* _Short task_
Would you retype all of these records exactly?

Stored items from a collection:
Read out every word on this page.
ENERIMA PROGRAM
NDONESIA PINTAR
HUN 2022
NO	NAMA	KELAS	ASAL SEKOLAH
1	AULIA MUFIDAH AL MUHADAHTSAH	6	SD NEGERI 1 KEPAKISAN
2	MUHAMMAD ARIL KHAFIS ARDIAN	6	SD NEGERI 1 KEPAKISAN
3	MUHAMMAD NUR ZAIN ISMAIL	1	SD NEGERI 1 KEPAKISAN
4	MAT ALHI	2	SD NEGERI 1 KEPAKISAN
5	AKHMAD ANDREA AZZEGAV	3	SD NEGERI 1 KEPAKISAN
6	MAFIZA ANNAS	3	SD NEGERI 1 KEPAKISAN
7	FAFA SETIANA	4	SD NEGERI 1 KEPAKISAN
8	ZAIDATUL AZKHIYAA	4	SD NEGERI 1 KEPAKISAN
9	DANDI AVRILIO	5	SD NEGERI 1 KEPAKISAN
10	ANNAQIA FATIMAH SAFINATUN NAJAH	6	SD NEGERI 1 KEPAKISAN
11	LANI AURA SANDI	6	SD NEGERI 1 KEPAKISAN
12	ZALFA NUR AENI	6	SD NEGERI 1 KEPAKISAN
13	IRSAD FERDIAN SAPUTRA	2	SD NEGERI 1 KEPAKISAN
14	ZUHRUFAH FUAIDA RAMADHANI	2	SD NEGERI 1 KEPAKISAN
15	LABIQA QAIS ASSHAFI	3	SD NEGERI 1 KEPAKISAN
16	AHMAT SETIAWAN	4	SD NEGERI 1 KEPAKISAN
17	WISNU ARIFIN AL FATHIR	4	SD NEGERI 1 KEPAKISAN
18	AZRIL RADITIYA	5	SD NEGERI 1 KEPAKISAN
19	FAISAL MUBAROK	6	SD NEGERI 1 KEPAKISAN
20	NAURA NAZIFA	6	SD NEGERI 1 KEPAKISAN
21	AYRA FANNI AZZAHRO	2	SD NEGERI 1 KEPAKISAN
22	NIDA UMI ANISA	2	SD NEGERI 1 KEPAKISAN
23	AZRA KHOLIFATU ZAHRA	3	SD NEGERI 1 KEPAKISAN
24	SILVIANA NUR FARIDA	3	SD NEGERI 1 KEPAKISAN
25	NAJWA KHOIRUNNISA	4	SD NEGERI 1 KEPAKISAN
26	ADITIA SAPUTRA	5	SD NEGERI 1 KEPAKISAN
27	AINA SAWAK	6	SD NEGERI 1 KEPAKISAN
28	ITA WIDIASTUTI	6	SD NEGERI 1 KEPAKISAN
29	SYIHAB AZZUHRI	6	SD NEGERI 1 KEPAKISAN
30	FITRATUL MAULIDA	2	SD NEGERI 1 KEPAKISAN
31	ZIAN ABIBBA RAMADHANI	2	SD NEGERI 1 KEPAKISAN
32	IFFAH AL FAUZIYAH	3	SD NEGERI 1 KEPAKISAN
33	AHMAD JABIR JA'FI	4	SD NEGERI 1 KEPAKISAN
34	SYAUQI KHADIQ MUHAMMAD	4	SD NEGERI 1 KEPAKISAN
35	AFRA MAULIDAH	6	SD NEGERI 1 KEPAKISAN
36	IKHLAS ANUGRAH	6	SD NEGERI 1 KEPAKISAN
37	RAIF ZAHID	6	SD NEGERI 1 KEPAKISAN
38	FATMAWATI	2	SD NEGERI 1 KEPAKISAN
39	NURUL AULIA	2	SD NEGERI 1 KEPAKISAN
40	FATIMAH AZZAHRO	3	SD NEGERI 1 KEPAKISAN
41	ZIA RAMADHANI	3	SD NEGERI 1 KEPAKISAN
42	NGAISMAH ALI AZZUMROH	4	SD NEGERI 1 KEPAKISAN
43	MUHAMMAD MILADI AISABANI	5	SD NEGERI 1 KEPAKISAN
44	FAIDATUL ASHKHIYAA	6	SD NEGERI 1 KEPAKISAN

* _Reply to the task_
Read out every word on this page.
ENERIMA PROGRAM
NDONESIA PINTAR
HUN 2022
NO	NAMA	KELAS	ASAL SEKOLAH
1	AULIA MUFIDAH AL MUHADAHTSAH	6	SD NEGERI 1 KEPAKISAN
2	MUHAMMAD ARIL KHAFIS ARDIAN	6	SD NEGERI 1 KEPAKISAN
3	MUHAMMAD NUR ZAIN ISMAIL	1	SD NEGERI 1 KEPAKISAN
4	MAT ALHI	2	SD NEGERI 1 KEPAKISAN
5	AKHMAD ANDREA AZZEGAV	3	SD NEGERI 1 KEPAKISAN
6	MAFIZA ANNAS	3	SD NEGERI 1 KEPAKISAN
7	FAFA SETIANA	4	SD NEGERI 1 KEPAKISAN
8	ZAIDATUL AZKHIYAA	4	SD NEGERI 1 KEPAKISAN
9	DANDI AVRILIO	5	SD NEGERI 1 KEPAKISAN
10	ANNAQIA FATIMAH SAFINATUN NAJAH	6	SD NEGERI 1 KEPAKISAN
11	LANI AURA SANDI	6	SD NEGERI 1 KEPAKISAN
12	ZALFA NUR AENI	6	SD NEGERI 1 KEPAKISAN
13	IRSAD FERDIAN SAPUTRA	2	SD NEGERI 1 KEPAKISAN
14	ZUHRUFAH FUAIDA RAMADHANI	2	SD NEGERI 1 KEPAKISAN
15	LABIQA QAIS ASSHAFI	3	SD NEGERI 1 KEPAKISAN
16	AHMAT SETIAWAN	4	SD NEGERI 1 KEPAKISAN
17	WISNU ARIFIN AL FATHIR	4	SD NEGERI 1 KEPAKISAN
18	AZRIL RADITIYA	5	SD NEGERI 1 KEPAKISAN
19	FAISAL MUBAROK	6	SD NEGERI 1 KEPAKISAN
20	NAURA NAZIFA	6	SD NEGERI 1 KEPAKISAN
21	AYRA FANNI AZZAHRO	2	SD NEGERI 1 KEPAKISAN
22	NIDA UMI ANISA	2	SD NEGERI 1 KEPAKISAN
23	AZRA KHOLIFATU ZAHRA	3	SD NEGERI 1 KEPAKISAN
24	SILVIANA NUR FARIDA	3	SD NEGERI 1 KEPAKISAN
25	NAJWA KHOIRUNNISA	4	SD NEGERI 1 KEPAKISAN
26	ADITIA SAPUTRA	5	SD NEGERI 1 KEPAKISAN
27	AINA SAWAK	6	SD NEGERI 1 KEPAKISAN
28	ITA WIDIASTUTI	6	SD NEGERI 1 KEPAKISAN
29	SYIHAB AZZUHRI	6	SD NEGERI 1 KEPAKISAN
30	FITRATUL MAULIDA	2	SD NEGERI 1 KEPAKISAN
31	ZIAN ABIBBA RAMADHANI	2	SD NEGERI 1 KEPAKISAN
32	IFFAH AL FAUZIYAH	3	SD NEGERI 1 KEPAKISAN
33	AHMAD JABIR JA'FI	4	SD NEGERI 1 KEPAKISAN
34	SYAUQI KHADIQ MUHAMMAD	4	SD NEGERI 1 KEPAKISAN
35	AFRA MAULIDAH	6	SD NEGERI 1 KEPAKISAN
36	IKHLAS ANUGRAH	6	SD NEGERI 1 KEPAKISAN
37	RAIF ZAHID	6	SD NEGERI 1 KEPAKISAN
38	FATMAWATI	2	SD NEGERI 1 KEPAKISAN
39	NURUL AULIA	2	SD NEGERI 1 KEPAKISAN
40	FATIMAH AZZAHRO	3	SD NEGERI 1 KEPAKISAN
41	ZIA RAMADHANI	3	SD NEGERI 1 KEPAKISAN
42	NGAISMAH ALI AZZUMROH	4	SD NEGERI 1 KEPAKISAN
43	MUHAMMAD MILADI AISABANI	5	SD NEGERI 1 KEPAKISAN
44	FAIDATUL ASHKHIYAA	6	SD NEGERI 1 KEPAKISAN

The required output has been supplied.